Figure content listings
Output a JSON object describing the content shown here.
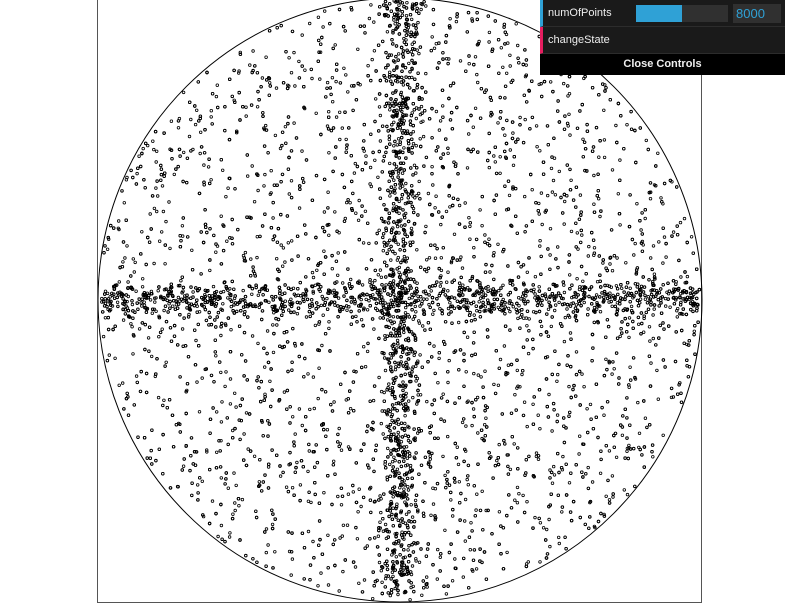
{
  "canvas": {
    "background": "#ffffff",
    "frame_color": "#555555",
    "circle_color": "#000000",
    "point_color": "#000000"
  },
  "visualization": {
    "num_points": 8000,
    "distribution": "uniform disk with concentrated cross along horizontal and vertical diameters"
  },
  "controls": {
    "items": [
      {
        "type": "number",
        "label": "numOfPoints",
        "value": "8000",
        "slider_fraction": 0.5,
        "accent": "#2fa1d6"
      },
      {
        "type": "function",
        "label": "changeState",
        "accent": "#e61d5f"
      }
    ],
    "close_label": "Close Controls"
  }
}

• Task prompt
Omit the pictures and reproduce the listing exactly.

• Problem solution
Output a JSON object describing the content shown here.
{
  "canvas": {
    "background": "#ffffff",
    "frame_color": "#555555",
    "circle_color": "#000000",
    "point_color": "#000000"
  },
  "visualization": {
    "num_points": 8000,
    "distribution": "uniform disk with concentrated cross along horizontal and vertical diameters"
  },
  "controls": {
    "items": [
      {
        "type": "number",
        "label": "numOfPoints",
        "value": "8000",
        "slider_fraction": 0.5,
        "accent": "#2fa1d6"
      },
      {
        "type": "function",
        "label": "changeState",
        "accent": "#e61d5f"
      }
    ],
    "close_label": "Close Controls"
  }
}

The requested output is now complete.